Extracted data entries

## Start

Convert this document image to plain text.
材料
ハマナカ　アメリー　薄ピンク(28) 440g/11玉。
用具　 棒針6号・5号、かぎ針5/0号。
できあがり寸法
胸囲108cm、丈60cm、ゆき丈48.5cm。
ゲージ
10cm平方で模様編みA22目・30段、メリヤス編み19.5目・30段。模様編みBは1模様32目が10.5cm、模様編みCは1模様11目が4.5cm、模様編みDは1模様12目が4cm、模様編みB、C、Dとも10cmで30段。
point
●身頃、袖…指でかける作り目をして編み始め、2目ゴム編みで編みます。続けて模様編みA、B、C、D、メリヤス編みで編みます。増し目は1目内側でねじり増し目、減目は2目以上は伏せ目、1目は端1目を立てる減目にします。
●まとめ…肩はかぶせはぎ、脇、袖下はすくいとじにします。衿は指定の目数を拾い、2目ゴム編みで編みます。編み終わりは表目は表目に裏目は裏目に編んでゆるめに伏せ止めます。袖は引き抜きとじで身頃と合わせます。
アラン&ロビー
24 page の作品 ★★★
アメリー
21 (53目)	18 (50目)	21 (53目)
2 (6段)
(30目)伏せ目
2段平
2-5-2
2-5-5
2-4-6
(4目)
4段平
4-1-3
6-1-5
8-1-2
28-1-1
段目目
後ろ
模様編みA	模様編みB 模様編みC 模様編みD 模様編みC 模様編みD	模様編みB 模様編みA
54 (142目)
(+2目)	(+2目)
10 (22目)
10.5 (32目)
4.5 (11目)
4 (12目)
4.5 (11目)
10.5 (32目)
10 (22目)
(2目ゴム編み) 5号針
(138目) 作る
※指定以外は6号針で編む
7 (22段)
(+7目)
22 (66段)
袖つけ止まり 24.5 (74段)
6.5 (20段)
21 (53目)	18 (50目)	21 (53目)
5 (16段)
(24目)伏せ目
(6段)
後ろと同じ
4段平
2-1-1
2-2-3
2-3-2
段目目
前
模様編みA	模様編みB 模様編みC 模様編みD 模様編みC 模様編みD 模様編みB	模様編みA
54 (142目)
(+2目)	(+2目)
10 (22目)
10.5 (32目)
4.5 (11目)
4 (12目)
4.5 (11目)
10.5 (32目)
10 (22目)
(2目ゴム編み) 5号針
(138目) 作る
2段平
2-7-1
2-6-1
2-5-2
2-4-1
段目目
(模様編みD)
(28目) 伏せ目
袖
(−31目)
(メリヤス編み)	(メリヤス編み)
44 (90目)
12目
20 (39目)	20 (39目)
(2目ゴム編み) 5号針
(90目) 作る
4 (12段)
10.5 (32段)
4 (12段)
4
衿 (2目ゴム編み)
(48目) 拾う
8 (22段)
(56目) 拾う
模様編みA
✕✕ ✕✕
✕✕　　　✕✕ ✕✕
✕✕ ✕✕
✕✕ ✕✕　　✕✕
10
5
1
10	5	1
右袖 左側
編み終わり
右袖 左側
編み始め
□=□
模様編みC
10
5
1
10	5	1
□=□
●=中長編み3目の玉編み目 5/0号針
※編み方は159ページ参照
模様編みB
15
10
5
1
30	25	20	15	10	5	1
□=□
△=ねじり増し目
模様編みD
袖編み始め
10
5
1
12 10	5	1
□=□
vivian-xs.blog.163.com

## End

-- Set problem --
Scan the records above, count the lines with "模様編みB" in them, and give only the number.

-- Exercise output --
4